§ Excerpted data:
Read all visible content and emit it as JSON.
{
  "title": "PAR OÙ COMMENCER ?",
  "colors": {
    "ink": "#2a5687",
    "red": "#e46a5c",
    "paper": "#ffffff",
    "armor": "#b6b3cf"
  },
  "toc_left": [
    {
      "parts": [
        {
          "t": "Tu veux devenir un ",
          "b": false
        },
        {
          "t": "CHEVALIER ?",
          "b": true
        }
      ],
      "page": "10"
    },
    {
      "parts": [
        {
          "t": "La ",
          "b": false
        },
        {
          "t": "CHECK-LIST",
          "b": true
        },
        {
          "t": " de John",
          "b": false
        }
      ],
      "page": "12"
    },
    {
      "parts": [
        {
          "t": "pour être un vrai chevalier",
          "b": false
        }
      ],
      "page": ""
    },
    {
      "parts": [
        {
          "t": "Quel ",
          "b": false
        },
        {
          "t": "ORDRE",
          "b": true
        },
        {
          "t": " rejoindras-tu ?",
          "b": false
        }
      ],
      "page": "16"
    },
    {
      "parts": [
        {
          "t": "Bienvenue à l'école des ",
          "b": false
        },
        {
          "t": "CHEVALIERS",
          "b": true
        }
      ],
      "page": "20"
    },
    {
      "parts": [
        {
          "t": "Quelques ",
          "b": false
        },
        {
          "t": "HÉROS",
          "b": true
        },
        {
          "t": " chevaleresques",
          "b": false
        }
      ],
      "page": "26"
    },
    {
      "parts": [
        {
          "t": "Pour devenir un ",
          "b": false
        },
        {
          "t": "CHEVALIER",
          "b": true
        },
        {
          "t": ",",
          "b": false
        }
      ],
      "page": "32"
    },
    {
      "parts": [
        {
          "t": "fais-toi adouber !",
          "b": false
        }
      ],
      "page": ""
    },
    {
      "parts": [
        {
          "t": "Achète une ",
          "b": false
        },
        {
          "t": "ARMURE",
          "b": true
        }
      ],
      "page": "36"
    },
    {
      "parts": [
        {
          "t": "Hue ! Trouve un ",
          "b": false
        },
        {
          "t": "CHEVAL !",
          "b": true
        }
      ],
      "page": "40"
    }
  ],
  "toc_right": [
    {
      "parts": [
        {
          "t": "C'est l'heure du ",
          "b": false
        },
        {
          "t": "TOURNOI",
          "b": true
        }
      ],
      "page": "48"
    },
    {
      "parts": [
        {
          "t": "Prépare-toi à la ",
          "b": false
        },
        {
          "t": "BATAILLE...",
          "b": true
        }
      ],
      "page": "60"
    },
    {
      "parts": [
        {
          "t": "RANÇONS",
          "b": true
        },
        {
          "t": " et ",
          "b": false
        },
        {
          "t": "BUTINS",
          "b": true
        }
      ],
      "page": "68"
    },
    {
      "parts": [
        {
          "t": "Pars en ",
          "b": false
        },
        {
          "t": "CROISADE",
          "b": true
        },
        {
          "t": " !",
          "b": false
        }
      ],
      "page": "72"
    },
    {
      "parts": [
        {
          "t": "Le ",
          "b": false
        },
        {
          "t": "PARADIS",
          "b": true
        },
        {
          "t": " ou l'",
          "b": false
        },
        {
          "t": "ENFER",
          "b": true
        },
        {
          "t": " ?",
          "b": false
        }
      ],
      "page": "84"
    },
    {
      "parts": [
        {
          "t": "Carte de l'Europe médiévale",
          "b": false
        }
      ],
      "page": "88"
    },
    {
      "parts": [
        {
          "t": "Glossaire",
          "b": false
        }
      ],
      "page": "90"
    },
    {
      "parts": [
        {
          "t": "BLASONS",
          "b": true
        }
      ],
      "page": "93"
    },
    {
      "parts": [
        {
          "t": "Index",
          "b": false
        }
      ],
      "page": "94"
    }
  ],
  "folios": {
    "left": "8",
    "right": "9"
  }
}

§ Requirements: From the first line to the last, please quote the material above exactly.

§ Reply:
Read all visible content and emit it as JSON.
{
  "title": "PAR OÙ COMMENCER ?",
  "colors": {
    "ink": "#2a5687",
    "red": "#e46a5c",
    "paper": "#ffffff",
    "armor": "#b6b3cf"
  },
  "toc_left": [
    {
      "parts": [
        {
          "t": "Tu veux devenir un ",
          "b": false
        },
        {
          "t": "CHEVALIER ?",
          "b": true
        }
      ],
      "page": "10"
    },
    {
      "parts": [
        {
          "t": "La ",
          "b": false
        },
        {
          "t": "CHECK-LIST",
          "b": true
        },
        {
          "t": " de John",
          "b": false
        }
      ],
      "page": "12"
    },
    {
      "parts": [
        {
          "t": "pour être un vrai chevalier",
          "b": false
        }
      ],
      "page": ""
    },
    {
      "parts": [
        {
          "t": "Quel ",
          "b": false
        },
        {
          "t": "ORDRE",
          "b": true
        },
        {
          "t": " rejoindras-tu ?",
          "b": false
        }
      ],
      "page": "16"
    },
    {
      "parts": [
        {
          "t": "Bienvenue à l'école des ",
          "b": false
        },
        {
          "t": "CHEVALIERS",
          "b": true
        }
      ],
      "page": "20"
    },
    {
      "parts": [
        {
          "t": "Quelques ",
          "b": false
        },
        {
          "t": "HÉROS",
          "b": true
        },
        {
          "t": " chevaleresques",
          "b": false
        }
      ],
      "page": "26"
    },
    {
      "parts": [
        {
          "t": "Pour devenir un ",
          "b": false
        },
        {
          "t": "CHEVALIER",
          "b": true
        },
        {
          "t": ",",
          "b": false
        }
      ],
      "page": "32"
    },
    {
      "parts": [
        {
          "t": "fais-toi adouber !",
          "b": false
        }
      ],
      "page": ""
    },
    {
      "parts": [
        {
          "t": "Achète une ",
          "b": false
        },
        {
          "t": "ARMURE",
          "b": true
        }
      ],
      "page": "36"
    },
    {
      "parts": [
        {
          "t": "Hue ! Trouve un ",
          "b": false
        },
        {
          "t": "CHEVAL !",
          "b": true
        }
      ],
      "page": "40"
    }
  ],
  "toc_right": [
    {
      "parts": [
        {
          "t": "C'est l'heure du ",
          "b": false
        },
        {
          "t": "TOURNOI",
          "b": true
        }
      ],
      "page": "48"
    },
    {
      "parts": [
        {
          "t": "Prépare-toi à la ",
          "b": false
        },
        {
          "t": "BATAILLE...",
          "b": true
        }
      ],
      "page": "60"
    },
    {
      "parts": [
        {
          "t": "RANÇONS",
          "b": true
        },
        {
          "t": " et ",
          "b": false
        },
        {
          "t": "BUTINS",
          "b": true
        }
      ],
      "page": "68"
    },
    {
      "parts": [
        {
          "t": "Pars en ",
          "b": false
        },
        {
          "t": "CROISADE",
          "b": true
        },
        {
          "t": " !",
          "b": false
        }
      ],
      "page": "72"
    },
    {
      "parts": [
        {
          "t": "Le ",
          "b": false
        },
        {
          "t": "PARADIS",
          "b": true
        },
        {
          "t": " ou l'",
          "b": false
        },
        {
          "t": "ENFER",
          "b": true
        },
        {
          "t": " ?",
          "b": false
        }
      ],
      "page": "84"
    },
    {
      "parts": [
        {
          "t": "Carte de l'Europe médiévale",
          "b": false
        }
      ],
      "page": "88"
    },
    {
      "parts": [
        {
          "t": "Glossaire",
          "b": false
        }
      ],
      "page": "90"
    },
    {
      "parts": [
        {
          "t": "BLASONS",
          "b": true
        }
      ],
      "page": "93"
    },
    {
      "parts": [
        {
          "t": "Index",
          "b": false
        }
      ],
      "page": "94"
    }
  ],
  "folios": {
    "left": "8",
    "right": "9"
  }
}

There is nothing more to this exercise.